*Aim of the task*:
In full and without alteration, give the listing again.

*Items*:
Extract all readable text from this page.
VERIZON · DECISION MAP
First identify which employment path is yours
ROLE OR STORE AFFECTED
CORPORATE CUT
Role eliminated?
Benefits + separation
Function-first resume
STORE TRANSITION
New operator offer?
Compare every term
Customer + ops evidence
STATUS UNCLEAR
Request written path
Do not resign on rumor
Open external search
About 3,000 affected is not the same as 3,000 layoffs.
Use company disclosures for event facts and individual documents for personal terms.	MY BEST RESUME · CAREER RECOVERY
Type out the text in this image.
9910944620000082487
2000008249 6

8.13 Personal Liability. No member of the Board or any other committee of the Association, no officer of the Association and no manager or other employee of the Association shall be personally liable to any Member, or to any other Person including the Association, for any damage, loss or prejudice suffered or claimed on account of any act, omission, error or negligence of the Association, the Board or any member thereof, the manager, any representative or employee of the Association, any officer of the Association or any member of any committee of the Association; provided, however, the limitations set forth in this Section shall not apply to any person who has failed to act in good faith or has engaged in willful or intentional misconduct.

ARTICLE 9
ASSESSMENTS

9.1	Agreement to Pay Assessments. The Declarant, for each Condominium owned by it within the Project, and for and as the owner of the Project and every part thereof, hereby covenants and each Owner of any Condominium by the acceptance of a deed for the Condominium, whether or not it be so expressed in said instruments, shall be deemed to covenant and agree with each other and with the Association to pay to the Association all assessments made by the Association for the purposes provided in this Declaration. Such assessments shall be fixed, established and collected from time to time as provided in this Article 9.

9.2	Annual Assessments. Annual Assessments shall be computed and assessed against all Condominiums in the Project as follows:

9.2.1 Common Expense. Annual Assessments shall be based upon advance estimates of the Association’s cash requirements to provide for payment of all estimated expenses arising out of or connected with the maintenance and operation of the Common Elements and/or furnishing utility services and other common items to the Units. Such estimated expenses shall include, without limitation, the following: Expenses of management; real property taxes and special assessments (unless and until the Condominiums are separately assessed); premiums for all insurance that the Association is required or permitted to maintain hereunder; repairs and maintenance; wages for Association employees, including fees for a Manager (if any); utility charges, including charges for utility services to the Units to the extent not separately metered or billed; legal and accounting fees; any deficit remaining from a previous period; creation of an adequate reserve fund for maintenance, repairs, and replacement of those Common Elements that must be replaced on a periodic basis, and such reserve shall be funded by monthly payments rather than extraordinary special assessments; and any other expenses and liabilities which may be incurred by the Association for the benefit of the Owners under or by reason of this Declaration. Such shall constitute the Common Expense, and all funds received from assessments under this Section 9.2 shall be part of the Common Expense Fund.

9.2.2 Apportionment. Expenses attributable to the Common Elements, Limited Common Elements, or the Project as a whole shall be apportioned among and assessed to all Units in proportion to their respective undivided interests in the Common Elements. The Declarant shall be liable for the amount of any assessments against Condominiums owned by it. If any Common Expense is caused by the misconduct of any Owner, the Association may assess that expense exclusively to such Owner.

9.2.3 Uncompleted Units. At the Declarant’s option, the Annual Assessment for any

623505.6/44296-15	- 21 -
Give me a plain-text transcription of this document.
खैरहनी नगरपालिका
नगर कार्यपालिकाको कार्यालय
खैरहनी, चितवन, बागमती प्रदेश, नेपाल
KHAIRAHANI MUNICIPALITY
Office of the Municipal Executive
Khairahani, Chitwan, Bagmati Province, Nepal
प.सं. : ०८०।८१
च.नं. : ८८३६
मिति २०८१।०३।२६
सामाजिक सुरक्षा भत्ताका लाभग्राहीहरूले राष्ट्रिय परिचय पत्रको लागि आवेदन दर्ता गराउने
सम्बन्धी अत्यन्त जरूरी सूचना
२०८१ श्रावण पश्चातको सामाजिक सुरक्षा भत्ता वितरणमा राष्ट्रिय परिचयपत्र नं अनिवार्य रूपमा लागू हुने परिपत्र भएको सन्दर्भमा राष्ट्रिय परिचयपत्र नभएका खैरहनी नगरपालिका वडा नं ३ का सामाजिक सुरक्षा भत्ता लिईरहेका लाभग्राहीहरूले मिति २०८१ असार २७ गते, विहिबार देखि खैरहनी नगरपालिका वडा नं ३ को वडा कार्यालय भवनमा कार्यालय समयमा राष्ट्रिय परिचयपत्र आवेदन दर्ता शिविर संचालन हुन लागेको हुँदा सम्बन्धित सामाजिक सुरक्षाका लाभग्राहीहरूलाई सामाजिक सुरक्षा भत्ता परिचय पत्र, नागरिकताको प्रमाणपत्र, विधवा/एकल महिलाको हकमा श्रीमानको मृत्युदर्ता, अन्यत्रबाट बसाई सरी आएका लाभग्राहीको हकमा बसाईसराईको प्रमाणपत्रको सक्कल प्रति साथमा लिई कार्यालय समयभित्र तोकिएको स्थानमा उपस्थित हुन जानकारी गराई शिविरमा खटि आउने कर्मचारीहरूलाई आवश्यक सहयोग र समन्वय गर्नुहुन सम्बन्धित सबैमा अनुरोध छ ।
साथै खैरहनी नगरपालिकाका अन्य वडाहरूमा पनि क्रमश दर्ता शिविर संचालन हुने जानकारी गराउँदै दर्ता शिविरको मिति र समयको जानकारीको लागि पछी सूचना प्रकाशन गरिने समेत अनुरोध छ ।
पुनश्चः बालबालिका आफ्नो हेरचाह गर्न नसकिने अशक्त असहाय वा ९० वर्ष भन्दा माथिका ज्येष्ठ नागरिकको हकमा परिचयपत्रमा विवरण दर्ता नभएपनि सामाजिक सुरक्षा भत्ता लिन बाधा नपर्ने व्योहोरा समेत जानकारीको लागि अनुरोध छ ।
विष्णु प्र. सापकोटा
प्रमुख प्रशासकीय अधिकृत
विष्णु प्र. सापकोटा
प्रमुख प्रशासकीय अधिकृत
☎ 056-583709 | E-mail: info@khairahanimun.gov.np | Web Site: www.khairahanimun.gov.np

*Response*:
Extract all readable text from this page.
VERIZON · DECISION MAP
First identify which employment path is yours
ROLE OR STORE AFFECTED
CORPORATE CUT
Role eliminated?
Benefits + separation
Function-first resume
STORE TRANSITION
New operator offer?
Compare every term
Customer + ops evidence
STATUS UNCLEAR
Request written path
Do not resign on rumor
Open external search
About 3,000 affected is not the same as 3,000 layoffs.
Use company disclosures for event facts and individual documents for personal terms.	MY BEST RESUME · CAREER RECOVERY
Type out the text in this image.
9910944620000082487
2000008249 6

8.13 Personal Liability. No member of the Board or any other committee of the Association, no officer of the Association and no manager or other employee of the Association shall be personally liable to any Member, or to any other Person including the Association, for any damage, loss or prejudice suffered or claimed on account of any act, omission, error or negligence of the Association, the Board or any member thereof, the manager, any representative or employee of the Association, any officer of the Association or any member of any committee of the Association; provided, however, the limitations set forth in this Section shall not apply to any person who has failed to act in good faith or has engaged in willful or intentional misconduct.

ARTICLE 9
ASSESSMENTS

9.1	Agreement to Pay Assessments. The Declarant, for each Condominium owned by it within the Project, and for and as the owner of the Project and every part thereof, hereby covenants and each Owner of any Condominium by the acceptance of a deed for the Condominium, whether or not it be so expressed in said instruments, shall be deemed to covenant and agree with each other and with the Association to pay to the Association all assessments made by the Association for the purposes provided in this Declaration. Such assessments shall be fixed, established and collected from time to time as provided in this Article 9.

9.2	Annual Assessments. Annual Assessments shall be computed and assessed against all Condominiums in the Project as follows:

9.2.1 Common Expense. Annual Assessments shall be based upon advance estimates of the Association’s cash requirements to provide for payment of all estimated expenses arising out of or connected with the maintenance and operation of the Common Elements and/or furnishing utility services and other common items to the Units. Such estimated expenses shall include, without limitation, the following: Expenses of management; real property taxes and special assessments (unless and until the Condominiums are separately assessed); premiums for all insurance that the Association is required or permitted to maintain hereunder; repairs and maintenance; wages for Association employees, including fees for a Manager (if any); utility charges, including charges for utility services to the Units to the extent not separately metered or billed; legal and accounting fees; any deficit remaining from a previous period; creation of an adequate reserve fund for maintenance, repairs, and replacement of those Common Elements that must be replaced on a periodic basis, and such reserve shall be funded by monthly payments rather than extraordinary special assessments; and any other expenses and liabilities which may be incurred by the Association for the benefit of the Owners under or by reason of this Declaration. Such shall constitute the Common Expense, and all funds received from assessments under this Section 9.2 shall be part of the Common Expense Fund.

9.2.2 Apportionment. Expenses attributable to the Common Elements, Limited Common Elements, or the Project as a whole shall be apportioned among and assessed to all Units in proportion to their respective undivided interests in the Common Elements. The Declarant shall be liable for the amount of any assessments against Condominiums owned by it. If any Common Expense is caused by the misconduct of any Owner, the Association may assess that expense exclusively to such Owner.

9.2.3 Uncompleted Units. At the Declarant’s option, the Annual Assessment for any

623505.6/44296-15	- 21 -
Give me a plain-text transcription of this document.
खैरहनी नगरपालिका
नगर कार्यपालिकाको कार्यालय
खैरहनी, चितवन, बागमती प्रदेश, नेपाल
KHAIRAHANI MUNICIPALITY
Office of the Municipal Executive
Khairahani, Chitwan, Bagmati Province, Nepal
प.सं. : ०८०।८१
च.नं. : ८८३६
मिति २०८१।०३।२६
सामाजिक सुरक्षा भत्ताका लाभग्राहीहरूले राष्ट्रिय परिचय पत्रको लागि आवेदन दर्ता गराउने
सम्बन्धी अत्यन्त जरूरी सूचना
२०८१ श्रावण पश्चातको सामाजिक सुरक्षा भत्ता वितरणमा राष्ट्रिय परिचयपत्र नं अनिवार्य रूपमा लागू हुने परिपत्र भएको सन्दर्भमा राष्ट्रिय परिचयपत्र नभएका खैरहनी नगरपालिका वडा नं ३ का सामाजिक सुरक्षा भत्ता लिईरहेका लाभग्राहीहरूले मिति २०८१ असार २७ गते, विहिबार देखि खैरहनी नगरपालिका वडा नं ३ को वडा कार्यालय भवनमा कार्यालय समयमा राष्ट्रिय परिचयपत्र आवेदन दर्ता शिविर संचालन हुन लागेको हुँदा सम्बन्धित सामाजिक सुरक्षाका लाभग्राहीहरूलाई सामाजिक सुरक्षा भत्ता परिचय पत्र, नागरिकताको प्रमाणपत्र, विधवा/एकल महिलाको हकमा श्रीमानको मृत्युदर्ता, अन्यत्रबाट बसाई सरी आएका लाभग्राहीको हकमा बसाईसराईको प्रमाणपत्रको सक्कल प्रति साथमा लिई कार्यालय समयभित्र तोकिएको स्थानमा उपस्थित हुन जानकारी गराई शिविरमा खटि आउने कर्मचारीहरूलाई आवश्यक सहयोग र समन्वय गर्नुहुन सम्बन्धित सबैमा अनुरोध छ ।
साथै खैरहनी नगरपालिकाका अन्य वडाहरूमा पनि क्रमश दर्ता शिविर संचालन हुने जानकारी गराउँदै दर्ता शिविरको मिति र समयको जानकारीको लागि पछी सूचना प्रकाशन गरिने समेत अनुरोध छ ।
पुनश्चः बालबालिका आफ्नो हेरचाह गर्न नसकिने अशक्त असहाय वा ९० वर्ष भन्दा माथिका ज्येष्ठ नागरिकको हकमा परिचयपत्रमा विवरण दर्ता नभएपनि सामाजिक सुरक्षा भत्ता लिन बाधा नपर्ने व्योहोरा समेत जानकारीको लागि अनुरोध छ ।
विष्णु प्र. सापकोटा
प्रमुख प्रशासकीय अधिकृत
विष्णु प्र. सापकोटा
प्रमुख प्रशासकीय अधिकृत
☎ 056-583709 | E-mail: info@khairahanimun.gov.np | Web Site: www.khairahanimun.gov.np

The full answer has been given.